Data entries:
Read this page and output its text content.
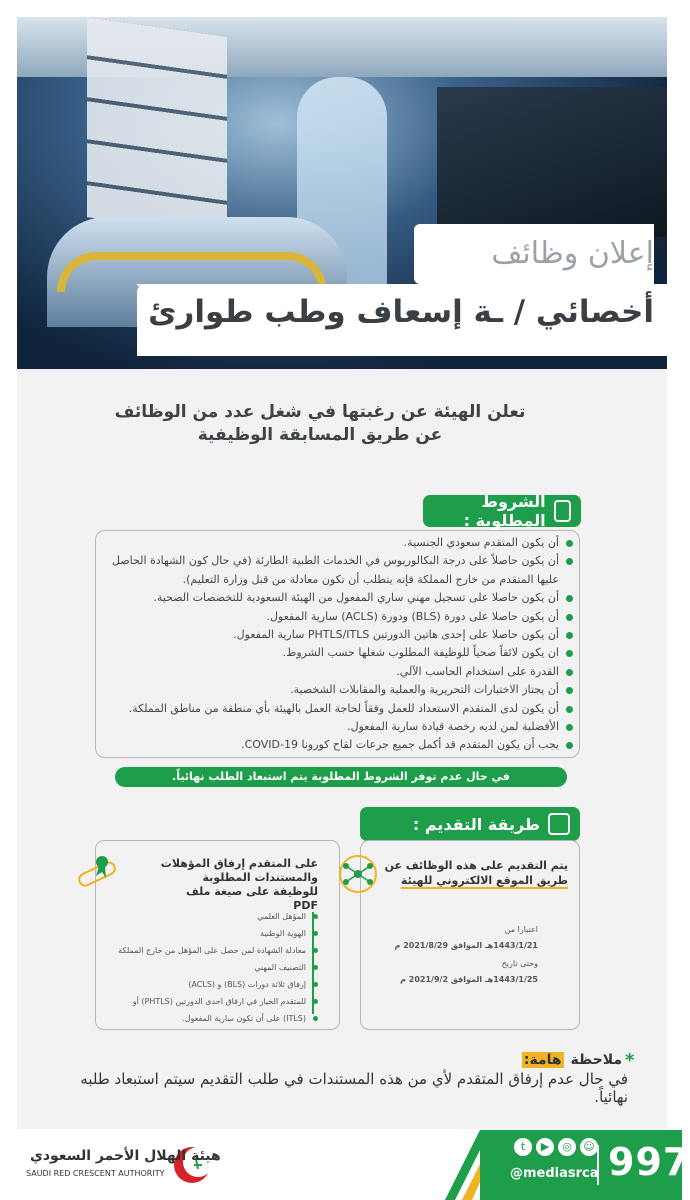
إعلان وظائف
أخصائي / ـة إسعاف وطب طوارئ
تعلن الهيئة عن رغبتها في شغل عدد من الوظائف
عن طريق المسابقة الوظيفية
الشروط المطلوبة :
أن يكون المتقدم سعودي الجنسية.
أن يكون حاصلاً على درجة البكالوريوس في الخدمات الطبية الطارئة (في حال كون الشهادة الحاصل عليها المتقدم من خارج المملكة فإنه يتطلب أن تكون معادلة من قبل وزارة التعليم).
أن يكون حاصلا على تسجيل مهني ساري المفعول من الهيئة السعودية للتخصصات الصحية.
أن يكون حاصلا على دورة (BLS) ودورة (ACLS) سارية المفعول.
أن يكون حاصلا على إحدى هاتين الدورتين PHTLS/ITLS سارية المفعول.
ان يكون لائقاً صحياً للوظيفة المطلوب شغلها حسب الشروط.
القدرة على استخدام الحاسب الآلي.
أن يجتاز الاختبارات التحريرية والعملية والمقابلات الشخصية.
أن يكون لدى المتقدم الاستعداد للعمل وفقاً لحاجة العمل بالهيئة بأي منطقة من مناطق المملكة.
الأفضلية لمن لديه رخصة قيادة سارية المفعول.
يجب أن يكون المتقدم قد أكمل جميع جرعات لقاح كورونا COVID-19.
في حال عدم توفر الشروط المطلوبة يتم استبعاد الطلب نهائياً.
طريقة التقديم :
يتم التقديم على هذه الوظائف عن
طريق الموقع الالكتروني للهيئة
اعتبارا من
1443/1/21هـ الموافق 2021/8/29 م
وحتى تاريخ
1443/1/25هـ الموافق 2021/9/2 م
على المتقدم إرفاق المؤهلات والمستندات المطلوبة للوظيفة على صيغة ملف PDF
المؤهل العلمي
الهوية الوطنية
معادلة الشهادة لمن حصل على المؤهل من خارج المملكة
التصنيف المهني
إرفاق ثلاثة دورات (BLS) و (ACLS)
للمتقدم الخيار في ارفاق احدى الدورتين (PHTLS) أو
(ITLS) على أن تكون سارية المفعول.
*
ملاحظة هامة:
في حال عدم إرفاق المتقدم لأي من هذه المستندات في طلب التقديم سيتم استبعاد طلبه نهائياً.
997
t	▶	◎	☺
@mediasrca
هيئة الهلال الأحمر السعودي
SAUDI RED CRESCENT AUTHORITY
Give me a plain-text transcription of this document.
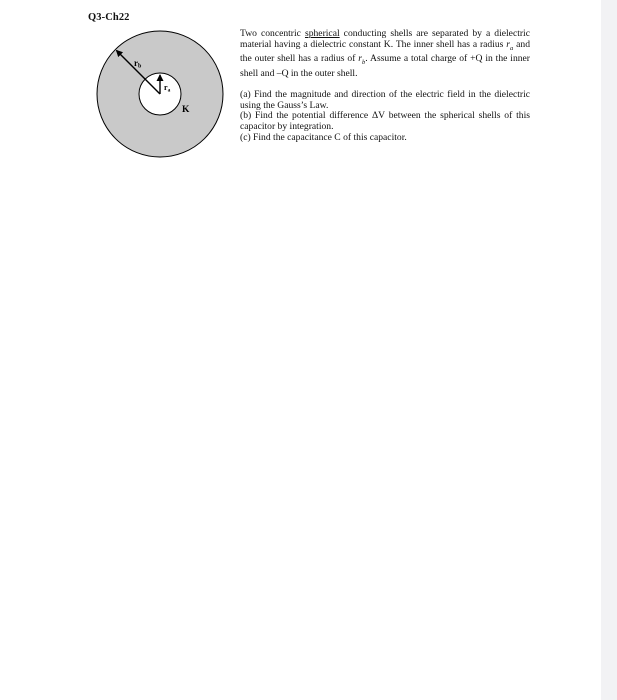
Q3-Ch22
rb
ra
K

Two concentric spherical conducting shells are separated by a dielectric material having a dielectric constant K. The inner shell has a radius $r_a$ and the outer shell has a radius of $r_b$. Assume a total charge of +Q in the inner shell and –Q in the outer shell.

(a) Find the magnitude and direction of the electric field in the dielectric using the Gauss’s Law.

(b) Find the potential difference ΔV between the spherical shells of this capacitor by integration.

(c) Find the capacitance C of this capacitor.
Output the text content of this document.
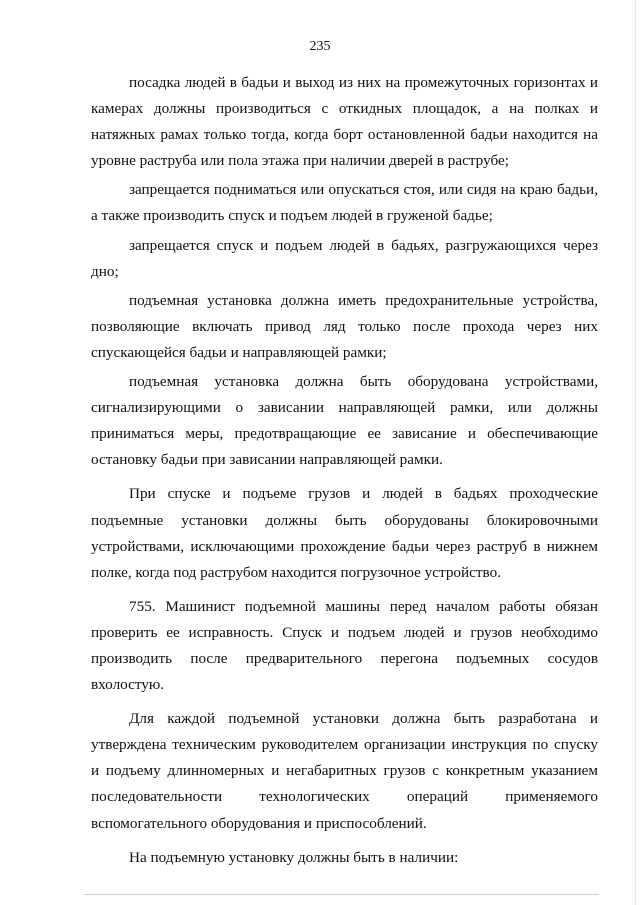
235

посадка людей в бадьи и выход из них на промежуточных горизонтах и камерах должны производиться с откидных площадок, а на полках и натяжных рамах только тогда, когда борт остановленной бадьи находится на уровне раструба или пола этажа при наличии дверей в раструбе;

запрещается подниматься или опускаться стоя, или сидя на краю бадьи, а также производить спуск и подъем людей в груженой бадье;

запрещается спуск и подъем людей в бадьях, разгружающихся через дно;

подъемная установка должна иметь предохранительные устройства, позволяющие включать привод ляд только после прохода через них спускающейся бадьи и направляющей рамки;

подъемная установка должна быть оборудована устройствами, сигнализирующими о зависании направляющей рамки, или должны приниматься меры, предотвращающие ее зависание и обеспечивающие остановку бадьи при зависании направляющей рамки.

При спуске и подъеме грузов и людей в бадьях проходческие подъемные установки должны быть оборудованы блокировочными устройствами, исключающими прохождение бадьи через раструб в нижнем полке, когда под раструбом находится погрузочное устройство.

755. Машинист подъемной машины перед началом работы обязан проверить ее исправность. Спуск и подъем людей и грузов необходимо производить после предварительного перегона подъемных сосудов вхолостую.

Для каждой подъемной установки должна быть разработана и утверждена техническим руководителем организации инструкция по спуску и подъему длинномерных и негабаритных грузов с конкретным указанием последовательности технологических операций применяемого вспомогательного оборудования и приспособлений.

На подъемную установку должны быть в наличии:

What the exercise asks: Every entry should be returned exactly as written, minus the pictures.

Completed exercise:
Read this page and output its text content.
إعلان وظائف
أخصائي / ـة إسعاف وطب طوارئ
تعلن الهيئة عن رغبتها في شغل عدد من الوظائف
عن طريق المسابقة الوظيفية
الشروط المطلوبة :
أن يكون المتقدم سعودي الجنسية.
أن يكون حاصلاً على درجة البكالوريوس في الخدمات الطبية الطارئة (في حال كون الشهادة الحاصل عليها المتقدم من خارج المملكة فإنه يتطلب أن تكون معادلة من قبل وزارة التعليم).
أن يكون حاصلا على تسجيل مهني ساري المفعول من الهيئة السعودية للتخصصات الصحية.
أن يكون حاصلا على دورة (BLS) ودورة (ACLS) سارية المفعول.
أن يكون حاصلا على إحدى هاتين الدورتين PHTLS/ITLS سارية المفعول.
ان يكون لائقاً صحياً للوظيفة المطلوب شغلها حسب الشروط.
القدرة على استخدام الحاسب الآلي.
أن يجتاز الاختبارات التحريرية والعملية والمقابلات الشخصية.
أن يكون لدى المتقدم الاستعداد للعمل وفقاً لحاجة العمل بالهيئة بأي منطقة من مناطق المملكة.
الأفضلية لمن لديه رخصة قيادة سارية المفعول.
يجب أن يكون المتقدم قد أكمل جميع جرعات لقاح كورونا COVID-19.
في حال عدم توفر الشروط المطلوبة يتم استبعاد الطلب نهائياً.
طريقة التقديم :
يتم التقديم على هذه الوظائف عن
طريق الموقع الالكتروني للهيئة
اعتبارا من
1443/1/21هـ الموافق 2021/8/29 م
وحتى تاريخ
1443/1/25هـ الموافق 2021/9/2 م
على المتقدم إرفاق المؤهلات والمستندات المطلوبة للوظيفة على صيغة ملف PDF
المؤهل العلمي
الهوية الوطنية
معادلة الشهادة لمن حصل على المؤهل من خارج المملكة
التصنيف المهني
إرفاق ثلاثة دورات (BLS) و (ACLS)
للمتقدم الخيار في ارفاق احدى الدورتين (PHTLS) أو
(ITLS) على أن تكون سارية المفعول.
*
ملاحظة هامة:
في حال عدم إرفاق المتقدم لأي من هذه المستندات في طلب التقديم سيتم استبعاد طلبه نهائياً.
997
t	▶	◎	☺
@mediasrca
هيئة الهلال الأحمر السعودي
SAUDI RED CRESCENT AUTHORITY
Give me a plain-text transcription of this document.
Q3-Ch22
rb
ra
K

Two concentric spherical conducting shells are separated by a dielectric material having a dielectric constant K. The inner shell has a radius $r_a$ and the outer shell has a radius of $r_b$. Assume a total charge of +Q in the inner shell and –Q in the outer shell.

(a) Find the magnitude and direction of the electric field in the dielectric using the Gauss’s Law.

(b) Find the potential difference ΔV between the spherical shells of this capacitor by integration.

(c) Find the capacitance C of this capacitor.
Output the text content of this document.
235

посадка людей в бадьи и выход из них на промежуточных горизонтах и камерах должны производиться с откидных площадок, а на полках и натяжных рамах только тогда, когда борт остановленной бадьи находится на уровне раструба или пола этажа при наличии дверей в раструбе;

запрещается подниматься или опускаться стоя, или сидя на краю бадьи, а также производить спуск и подъем людей в груженой бадье;

запрещается спуск и подъем людей в бадьях, разгружающихся через дно;

подъемная установка должна иметь предохранительные устройства, позволяющие включать привод ляд только после прохода через них спускающейся бадьи и направляющей рамки;

подъемная установка должна быть оборудована устройствами, сигнализирующими о зависании направляющей рамки, или должны приниматься меры, предотвращающие ее зависание и обеспечивающие остановку бадьи при зависании направляющей рамки.

При спуске и подъеме грузов и людей в бадьях проходческие подъемные установки должны быть оборудованы блокировочными устройствами, исключающими прохождение бадьи через раструб в нижнем полке, когда под раструбом находится погрузочное устройство.

755. Машинист подъемной машины перед началом работы обязан проверить ее исправность. Спуск и подъем людей и грузов необходимо производить после предварительного перегона подъемных сосудов вхолостую.

Для каждой подъемной установки должна быть разработана и утверждена техническим руководителем организации инструкция по спуску и подъему длинномерных и негабаритных грузов с конкретным указанием последовательности технологических операций применяемого вспомогательного оборудования и приспособлений.

На подъемную установку должны быть в наличии:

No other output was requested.